_Work required_
The required result is each line of the entries below containing the string "footnote".
Start of Exercise materials
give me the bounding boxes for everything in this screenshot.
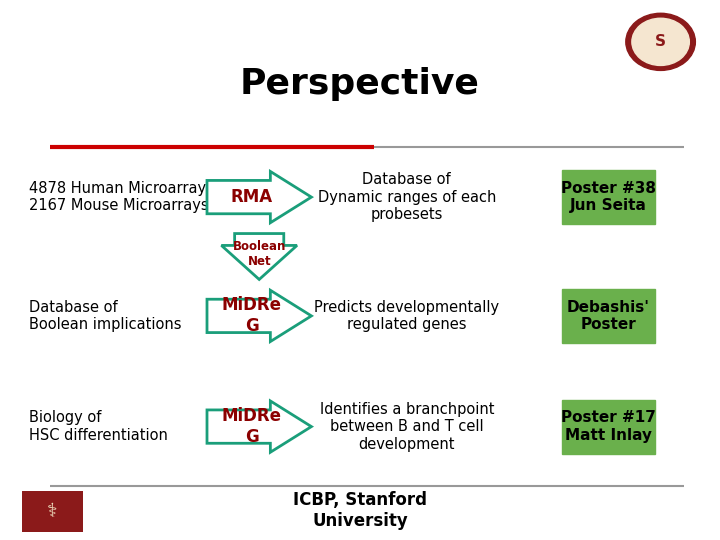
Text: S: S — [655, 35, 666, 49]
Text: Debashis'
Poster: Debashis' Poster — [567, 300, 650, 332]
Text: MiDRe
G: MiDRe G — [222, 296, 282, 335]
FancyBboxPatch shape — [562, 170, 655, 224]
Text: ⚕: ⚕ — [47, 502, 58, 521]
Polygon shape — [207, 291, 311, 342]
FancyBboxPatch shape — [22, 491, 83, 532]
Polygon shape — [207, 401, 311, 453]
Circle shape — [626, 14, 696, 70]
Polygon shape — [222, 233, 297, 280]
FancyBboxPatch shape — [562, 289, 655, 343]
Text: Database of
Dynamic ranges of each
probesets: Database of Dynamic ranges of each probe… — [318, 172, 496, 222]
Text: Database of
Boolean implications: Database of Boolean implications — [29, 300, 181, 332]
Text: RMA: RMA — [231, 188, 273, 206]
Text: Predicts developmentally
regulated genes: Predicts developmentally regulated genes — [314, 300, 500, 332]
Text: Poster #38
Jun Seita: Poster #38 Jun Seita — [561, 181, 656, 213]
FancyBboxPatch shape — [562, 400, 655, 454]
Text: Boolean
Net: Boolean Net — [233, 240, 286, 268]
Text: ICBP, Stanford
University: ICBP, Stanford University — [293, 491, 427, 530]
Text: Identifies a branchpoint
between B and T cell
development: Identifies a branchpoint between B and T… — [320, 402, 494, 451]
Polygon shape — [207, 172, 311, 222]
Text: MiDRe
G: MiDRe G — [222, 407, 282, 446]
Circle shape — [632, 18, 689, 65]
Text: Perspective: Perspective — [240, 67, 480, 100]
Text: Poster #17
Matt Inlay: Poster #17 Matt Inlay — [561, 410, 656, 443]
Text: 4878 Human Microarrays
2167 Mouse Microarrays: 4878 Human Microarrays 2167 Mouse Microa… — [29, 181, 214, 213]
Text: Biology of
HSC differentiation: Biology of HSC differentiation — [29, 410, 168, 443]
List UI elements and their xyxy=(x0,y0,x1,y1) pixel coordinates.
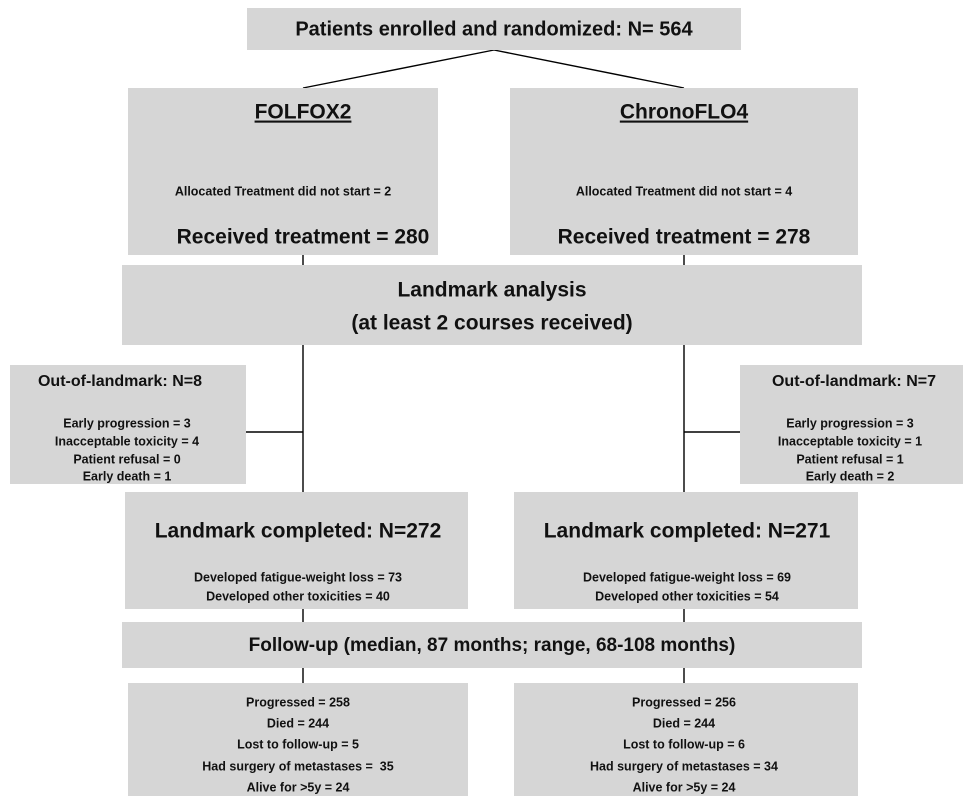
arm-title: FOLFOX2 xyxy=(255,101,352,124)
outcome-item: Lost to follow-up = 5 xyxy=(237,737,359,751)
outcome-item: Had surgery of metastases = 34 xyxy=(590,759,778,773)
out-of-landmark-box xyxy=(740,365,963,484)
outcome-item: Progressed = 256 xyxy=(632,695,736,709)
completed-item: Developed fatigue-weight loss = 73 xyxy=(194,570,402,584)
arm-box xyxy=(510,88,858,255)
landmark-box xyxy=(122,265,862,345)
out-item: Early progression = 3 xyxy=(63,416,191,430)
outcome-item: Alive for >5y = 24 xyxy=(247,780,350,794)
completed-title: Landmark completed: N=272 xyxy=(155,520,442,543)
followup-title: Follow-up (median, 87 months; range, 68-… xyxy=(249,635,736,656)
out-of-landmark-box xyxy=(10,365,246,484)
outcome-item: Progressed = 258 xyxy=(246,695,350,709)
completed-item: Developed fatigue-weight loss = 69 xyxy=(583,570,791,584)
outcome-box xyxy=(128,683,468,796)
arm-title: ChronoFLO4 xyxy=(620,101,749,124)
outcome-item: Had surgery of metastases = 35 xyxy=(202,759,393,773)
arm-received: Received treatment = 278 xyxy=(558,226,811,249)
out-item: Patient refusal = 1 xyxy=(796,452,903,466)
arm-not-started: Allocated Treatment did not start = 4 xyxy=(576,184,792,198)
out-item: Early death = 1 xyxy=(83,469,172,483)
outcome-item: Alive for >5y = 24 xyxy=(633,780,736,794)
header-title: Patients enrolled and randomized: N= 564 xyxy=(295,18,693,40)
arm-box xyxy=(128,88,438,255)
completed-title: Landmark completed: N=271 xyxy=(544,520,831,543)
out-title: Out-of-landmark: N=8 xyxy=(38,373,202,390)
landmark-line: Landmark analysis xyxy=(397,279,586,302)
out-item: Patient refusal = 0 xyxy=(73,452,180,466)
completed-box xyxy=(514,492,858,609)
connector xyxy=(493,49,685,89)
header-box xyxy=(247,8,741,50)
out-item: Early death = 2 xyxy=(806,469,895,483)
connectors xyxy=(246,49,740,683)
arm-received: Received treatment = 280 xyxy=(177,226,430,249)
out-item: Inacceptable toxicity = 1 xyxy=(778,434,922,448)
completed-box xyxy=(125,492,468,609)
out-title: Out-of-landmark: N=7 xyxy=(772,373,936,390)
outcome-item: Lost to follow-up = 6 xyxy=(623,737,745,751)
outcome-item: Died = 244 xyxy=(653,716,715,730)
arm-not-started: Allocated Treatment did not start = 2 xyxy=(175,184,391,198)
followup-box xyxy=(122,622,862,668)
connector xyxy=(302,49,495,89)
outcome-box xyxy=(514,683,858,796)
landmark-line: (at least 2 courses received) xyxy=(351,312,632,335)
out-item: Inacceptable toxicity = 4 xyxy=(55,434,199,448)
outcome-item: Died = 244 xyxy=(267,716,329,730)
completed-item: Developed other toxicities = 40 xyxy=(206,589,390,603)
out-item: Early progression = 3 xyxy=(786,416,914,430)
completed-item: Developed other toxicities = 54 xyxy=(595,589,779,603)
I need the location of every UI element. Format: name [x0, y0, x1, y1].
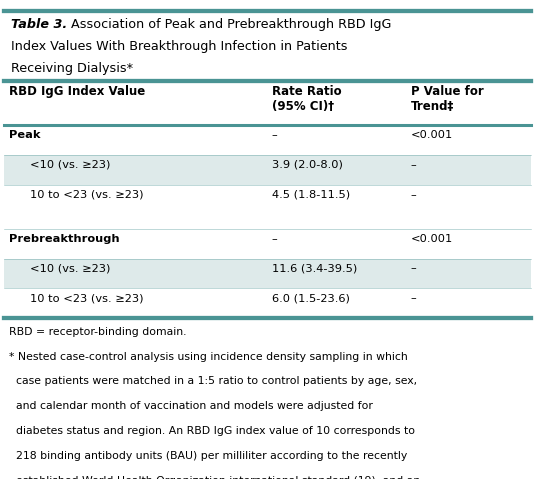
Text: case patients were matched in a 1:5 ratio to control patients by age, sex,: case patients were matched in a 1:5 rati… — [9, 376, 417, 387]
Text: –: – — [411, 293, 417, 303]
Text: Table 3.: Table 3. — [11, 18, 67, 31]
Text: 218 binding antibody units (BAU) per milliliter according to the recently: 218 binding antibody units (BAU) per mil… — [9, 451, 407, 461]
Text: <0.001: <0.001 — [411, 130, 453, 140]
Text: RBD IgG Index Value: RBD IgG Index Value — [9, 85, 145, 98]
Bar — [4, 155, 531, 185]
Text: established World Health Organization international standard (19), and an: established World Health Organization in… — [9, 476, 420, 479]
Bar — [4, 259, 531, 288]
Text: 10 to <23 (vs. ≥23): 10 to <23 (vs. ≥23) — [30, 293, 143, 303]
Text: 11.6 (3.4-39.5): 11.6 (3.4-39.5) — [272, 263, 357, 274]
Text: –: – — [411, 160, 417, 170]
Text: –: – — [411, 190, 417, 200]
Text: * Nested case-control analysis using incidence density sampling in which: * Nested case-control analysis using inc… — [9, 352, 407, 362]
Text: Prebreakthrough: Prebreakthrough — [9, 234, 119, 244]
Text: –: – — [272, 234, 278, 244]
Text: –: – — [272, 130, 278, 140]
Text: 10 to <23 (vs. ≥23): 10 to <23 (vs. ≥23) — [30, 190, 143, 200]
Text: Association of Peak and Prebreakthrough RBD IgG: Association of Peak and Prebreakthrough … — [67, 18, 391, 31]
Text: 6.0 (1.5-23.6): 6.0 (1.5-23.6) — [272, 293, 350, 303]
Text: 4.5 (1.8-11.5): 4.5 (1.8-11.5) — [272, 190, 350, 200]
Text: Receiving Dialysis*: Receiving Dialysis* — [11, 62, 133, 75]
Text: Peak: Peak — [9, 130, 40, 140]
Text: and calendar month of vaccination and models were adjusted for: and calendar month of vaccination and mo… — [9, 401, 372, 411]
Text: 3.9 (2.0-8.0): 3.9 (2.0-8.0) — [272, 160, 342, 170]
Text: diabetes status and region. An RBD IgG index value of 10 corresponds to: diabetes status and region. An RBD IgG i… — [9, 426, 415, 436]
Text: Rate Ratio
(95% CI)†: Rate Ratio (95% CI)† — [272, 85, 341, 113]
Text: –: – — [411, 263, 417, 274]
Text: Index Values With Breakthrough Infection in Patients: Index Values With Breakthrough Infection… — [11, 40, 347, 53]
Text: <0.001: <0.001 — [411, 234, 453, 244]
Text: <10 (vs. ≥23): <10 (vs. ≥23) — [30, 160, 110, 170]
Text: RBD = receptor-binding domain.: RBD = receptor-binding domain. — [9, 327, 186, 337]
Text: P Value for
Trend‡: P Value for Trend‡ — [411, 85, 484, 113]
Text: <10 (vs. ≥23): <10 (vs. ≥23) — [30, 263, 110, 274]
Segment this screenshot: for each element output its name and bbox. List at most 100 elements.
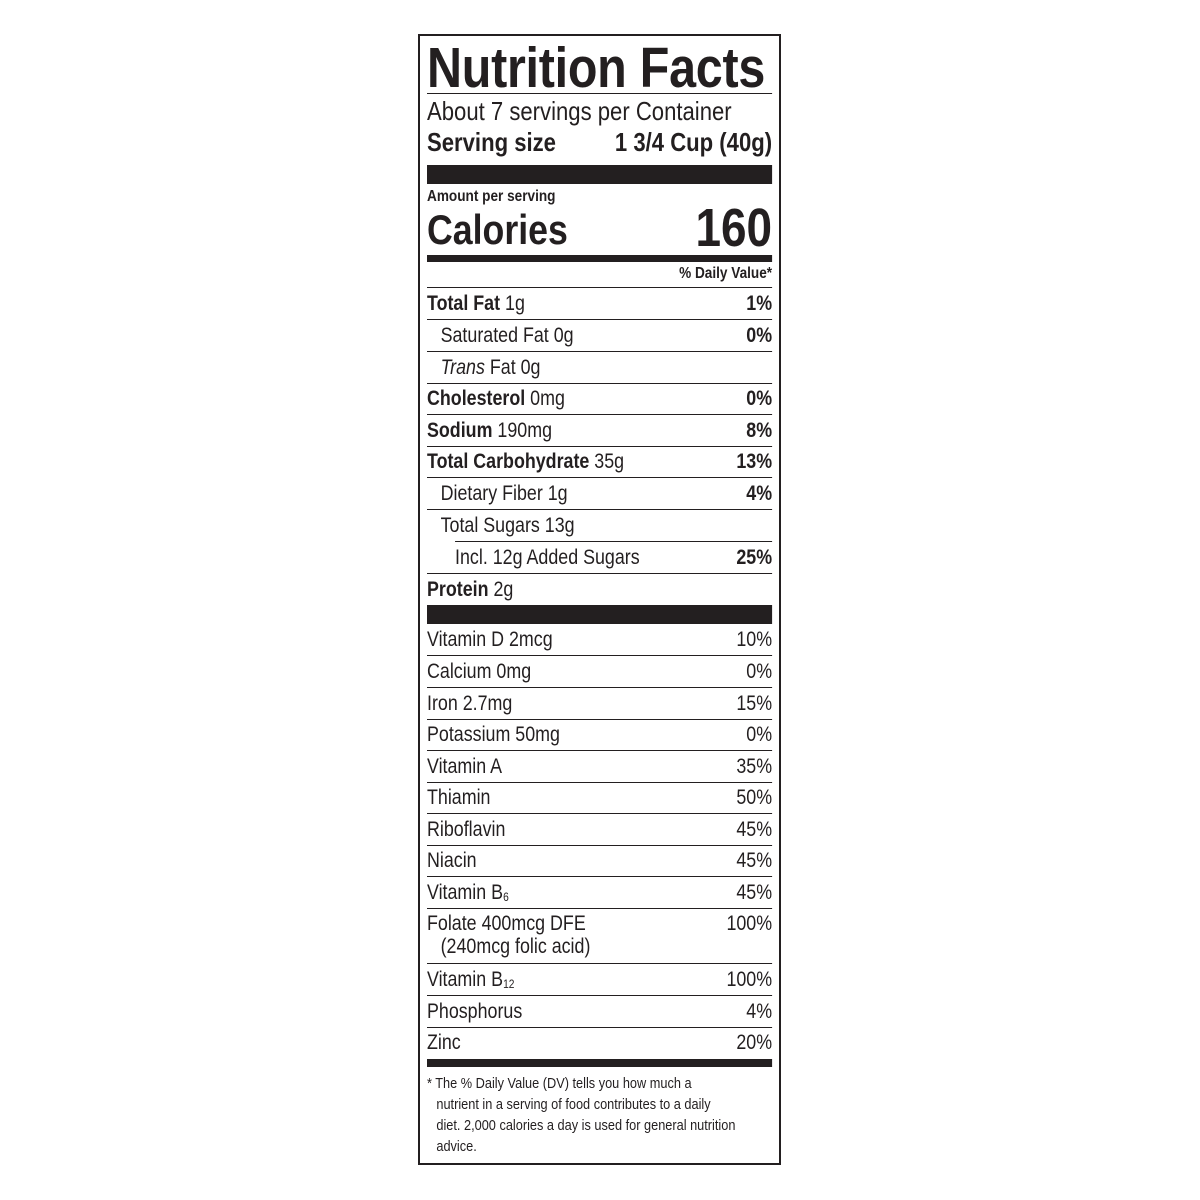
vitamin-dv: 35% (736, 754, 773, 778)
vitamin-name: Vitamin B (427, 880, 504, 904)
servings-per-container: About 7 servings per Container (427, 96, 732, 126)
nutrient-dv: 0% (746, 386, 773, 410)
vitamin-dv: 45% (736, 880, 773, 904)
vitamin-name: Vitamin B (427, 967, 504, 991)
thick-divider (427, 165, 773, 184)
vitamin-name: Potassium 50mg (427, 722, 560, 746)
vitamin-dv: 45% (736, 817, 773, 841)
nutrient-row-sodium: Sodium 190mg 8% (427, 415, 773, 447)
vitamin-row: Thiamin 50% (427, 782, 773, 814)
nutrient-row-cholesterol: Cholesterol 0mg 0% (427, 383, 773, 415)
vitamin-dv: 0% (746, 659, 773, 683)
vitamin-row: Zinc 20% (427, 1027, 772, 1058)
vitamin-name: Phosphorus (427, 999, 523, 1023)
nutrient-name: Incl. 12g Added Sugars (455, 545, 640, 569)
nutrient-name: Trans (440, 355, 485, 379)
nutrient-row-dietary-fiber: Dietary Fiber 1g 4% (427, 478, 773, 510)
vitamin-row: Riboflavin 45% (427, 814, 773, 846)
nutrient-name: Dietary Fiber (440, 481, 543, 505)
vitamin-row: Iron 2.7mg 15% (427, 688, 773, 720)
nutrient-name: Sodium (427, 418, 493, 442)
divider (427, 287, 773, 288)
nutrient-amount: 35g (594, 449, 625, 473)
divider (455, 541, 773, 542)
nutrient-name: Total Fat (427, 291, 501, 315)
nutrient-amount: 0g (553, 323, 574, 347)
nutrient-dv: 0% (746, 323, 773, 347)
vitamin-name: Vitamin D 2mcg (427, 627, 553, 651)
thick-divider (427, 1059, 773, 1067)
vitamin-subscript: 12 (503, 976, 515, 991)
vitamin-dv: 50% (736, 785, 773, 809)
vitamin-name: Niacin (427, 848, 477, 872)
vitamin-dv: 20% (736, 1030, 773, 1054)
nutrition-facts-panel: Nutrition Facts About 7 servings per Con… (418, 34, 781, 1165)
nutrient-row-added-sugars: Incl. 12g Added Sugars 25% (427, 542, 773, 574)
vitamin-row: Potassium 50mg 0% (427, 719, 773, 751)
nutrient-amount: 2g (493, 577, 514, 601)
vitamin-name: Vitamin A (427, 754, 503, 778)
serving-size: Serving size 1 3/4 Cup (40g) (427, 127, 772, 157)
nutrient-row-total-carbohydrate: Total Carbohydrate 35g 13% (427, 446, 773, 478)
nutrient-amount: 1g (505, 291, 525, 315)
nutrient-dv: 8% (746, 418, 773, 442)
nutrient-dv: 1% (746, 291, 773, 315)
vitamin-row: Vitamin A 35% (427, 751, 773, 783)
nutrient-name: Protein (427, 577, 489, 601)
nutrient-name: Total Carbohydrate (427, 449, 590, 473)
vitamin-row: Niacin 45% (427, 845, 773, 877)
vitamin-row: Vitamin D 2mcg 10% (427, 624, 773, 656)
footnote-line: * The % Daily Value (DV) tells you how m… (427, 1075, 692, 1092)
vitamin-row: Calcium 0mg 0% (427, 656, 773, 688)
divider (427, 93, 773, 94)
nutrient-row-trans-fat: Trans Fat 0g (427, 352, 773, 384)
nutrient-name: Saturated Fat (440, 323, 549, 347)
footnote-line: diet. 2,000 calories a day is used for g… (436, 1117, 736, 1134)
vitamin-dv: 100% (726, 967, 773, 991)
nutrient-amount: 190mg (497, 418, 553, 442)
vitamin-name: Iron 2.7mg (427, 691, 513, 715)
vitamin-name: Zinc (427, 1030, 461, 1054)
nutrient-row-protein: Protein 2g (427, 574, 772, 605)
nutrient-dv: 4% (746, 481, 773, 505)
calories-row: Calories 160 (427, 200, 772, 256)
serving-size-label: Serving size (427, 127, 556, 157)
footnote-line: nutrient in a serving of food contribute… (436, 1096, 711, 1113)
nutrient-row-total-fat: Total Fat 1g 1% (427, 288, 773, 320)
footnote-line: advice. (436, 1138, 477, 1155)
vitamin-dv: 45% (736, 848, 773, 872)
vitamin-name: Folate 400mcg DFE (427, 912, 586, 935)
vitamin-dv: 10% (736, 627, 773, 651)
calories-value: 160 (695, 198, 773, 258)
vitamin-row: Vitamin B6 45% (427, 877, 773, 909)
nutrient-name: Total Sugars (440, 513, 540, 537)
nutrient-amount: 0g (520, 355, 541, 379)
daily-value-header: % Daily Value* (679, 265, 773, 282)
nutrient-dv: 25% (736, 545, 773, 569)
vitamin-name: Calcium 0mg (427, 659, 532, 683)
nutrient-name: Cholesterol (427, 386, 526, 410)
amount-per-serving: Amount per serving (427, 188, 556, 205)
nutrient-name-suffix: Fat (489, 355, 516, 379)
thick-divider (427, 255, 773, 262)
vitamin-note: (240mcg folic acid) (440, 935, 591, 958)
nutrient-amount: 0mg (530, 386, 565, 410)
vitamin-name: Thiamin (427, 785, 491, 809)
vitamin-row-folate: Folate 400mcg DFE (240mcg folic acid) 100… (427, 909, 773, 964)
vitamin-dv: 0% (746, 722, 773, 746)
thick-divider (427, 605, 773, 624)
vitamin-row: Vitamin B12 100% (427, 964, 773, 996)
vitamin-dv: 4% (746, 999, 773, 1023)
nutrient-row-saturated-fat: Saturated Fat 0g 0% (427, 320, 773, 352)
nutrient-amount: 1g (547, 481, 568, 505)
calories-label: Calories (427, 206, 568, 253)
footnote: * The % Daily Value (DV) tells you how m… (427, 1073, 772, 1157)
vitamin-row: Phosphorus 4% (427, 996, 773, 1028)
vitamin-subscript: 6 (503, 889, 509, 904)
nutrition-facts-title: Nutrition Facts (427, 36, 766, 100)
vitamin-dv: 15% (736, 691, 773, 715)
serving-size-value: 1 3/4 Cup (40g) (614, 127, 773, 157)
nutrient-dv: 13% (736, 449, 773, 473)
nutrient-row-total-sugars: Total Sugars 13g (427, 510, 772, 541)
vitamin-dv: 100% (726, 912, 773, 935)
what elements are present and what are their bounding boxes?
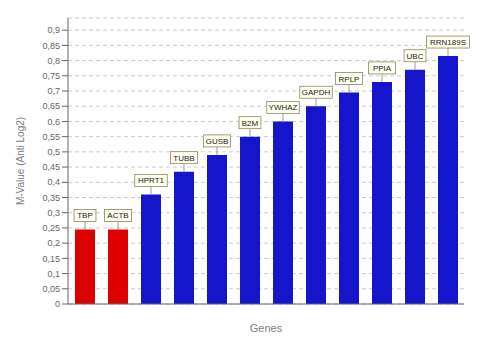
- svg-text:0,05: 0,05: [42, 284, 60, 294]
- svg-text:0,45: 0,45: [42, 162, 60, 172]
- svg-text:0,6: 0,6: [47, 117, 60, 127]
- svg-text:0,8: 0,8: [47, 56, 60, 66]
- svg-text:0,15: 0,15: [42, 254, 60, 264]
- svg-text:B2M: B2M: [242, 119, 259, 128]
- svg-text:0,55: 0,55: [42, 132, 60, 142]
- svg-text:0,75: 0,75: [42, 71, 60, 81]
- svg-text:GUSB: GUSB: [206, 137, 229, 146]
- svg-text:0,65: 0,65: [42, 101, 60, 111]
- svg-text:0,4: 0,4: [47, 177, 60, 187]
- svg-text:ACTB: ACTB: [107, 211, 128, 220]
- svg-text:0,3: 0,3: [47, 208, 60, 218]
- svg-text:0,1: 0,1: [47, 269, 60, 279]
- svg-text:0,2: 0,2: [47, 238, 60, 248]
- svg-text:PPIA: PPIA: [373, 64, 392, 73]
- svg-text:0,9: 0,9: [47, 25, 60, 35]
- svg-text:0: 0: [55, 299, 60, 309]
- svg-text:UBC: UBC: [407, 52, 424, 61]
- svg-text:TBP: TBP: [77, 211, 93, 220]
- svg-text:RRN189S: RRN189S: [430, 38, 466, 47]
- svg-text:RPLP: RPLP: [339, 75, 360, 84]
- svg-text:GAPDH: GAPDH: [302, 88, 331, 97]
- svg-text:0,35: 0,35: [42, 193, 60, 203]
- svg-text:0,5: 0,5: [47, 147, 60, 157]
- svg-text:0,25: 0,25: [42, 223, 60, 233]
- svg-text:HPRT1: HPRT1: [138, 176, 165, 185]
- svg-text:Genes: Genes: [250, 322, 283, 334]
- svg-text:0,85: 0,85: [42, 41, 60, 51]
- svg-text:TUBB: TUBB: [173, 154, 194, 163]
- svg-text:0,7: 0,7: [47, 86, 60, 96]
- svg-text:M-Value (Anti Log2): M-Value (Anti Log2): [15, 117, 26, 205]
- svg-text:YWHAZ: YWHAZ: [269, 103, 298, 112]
End of Exercise materials
_Answer to this task_
footnote-line: * The % Daily Value (DV) tells you how m… (427, 1075, 692, 1092)
footnote-line: diet. 2,000 calories a day is used for g… (436, 1117, 736, 1134)
footnote-line: nutrient in a serving of food contribute… (436, 1096, 711, 1113)
footnote-line: advice. (436, 1138, 477, 1155)
footnote: * The % Daily Value (DV) tells you how m… (427, 1073, 772, 1157)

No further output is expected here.